[Stored data entries]

------------

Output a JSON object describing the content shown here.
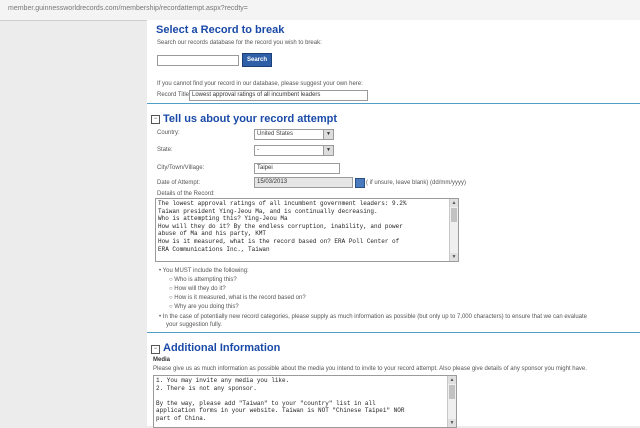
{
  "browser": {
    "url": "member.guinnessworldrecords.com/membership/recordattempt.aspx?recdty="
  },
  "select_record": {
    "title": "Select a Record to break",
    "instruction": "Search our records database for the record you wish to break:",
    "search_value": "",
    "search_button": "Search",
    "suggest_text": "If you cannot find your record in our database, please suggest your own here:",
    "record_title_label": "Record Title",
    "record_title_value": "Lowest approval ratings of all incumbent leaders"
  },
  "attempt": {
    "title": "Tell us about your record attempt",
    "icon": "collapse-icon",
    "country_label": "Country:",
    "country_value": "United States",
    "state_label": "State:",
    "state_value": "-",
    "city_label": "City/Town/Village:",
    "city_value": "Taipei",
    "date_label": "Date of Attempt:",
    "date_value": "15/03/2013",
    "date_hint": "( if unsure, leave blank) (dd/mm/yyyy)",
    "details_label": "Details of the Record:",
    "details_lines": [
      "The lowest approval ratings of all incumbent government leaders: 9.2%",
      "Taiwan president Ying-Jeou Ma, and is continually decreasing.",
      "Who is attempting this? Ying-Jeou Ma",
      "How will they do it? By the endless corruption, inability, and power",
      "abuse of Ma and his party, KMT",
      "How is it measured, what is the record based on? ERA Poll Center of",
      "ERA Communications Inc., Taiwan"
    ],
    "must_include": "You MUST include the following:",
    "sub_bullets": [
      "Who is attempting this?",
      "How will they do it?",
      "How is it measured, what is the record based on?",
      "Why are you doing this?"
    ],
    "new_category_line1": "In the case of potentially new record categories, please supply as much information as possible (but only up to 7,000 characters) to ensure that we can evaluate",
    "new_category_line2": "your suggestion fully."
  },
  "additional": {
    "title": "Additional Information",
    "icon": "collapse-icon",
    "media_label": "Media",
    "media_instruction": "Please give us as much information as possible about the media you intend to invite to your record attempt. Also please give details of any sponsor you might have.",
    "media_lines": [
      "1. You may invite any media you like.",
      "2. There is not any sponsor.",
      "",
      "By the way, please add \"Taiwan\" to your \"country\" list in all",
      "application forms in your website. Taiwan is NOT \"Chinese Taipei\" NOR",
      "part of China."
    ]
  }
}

------------

• [GOAL] Give only the count of lines in the data that include the string "sponsor".

• [FINISHED TASK] 2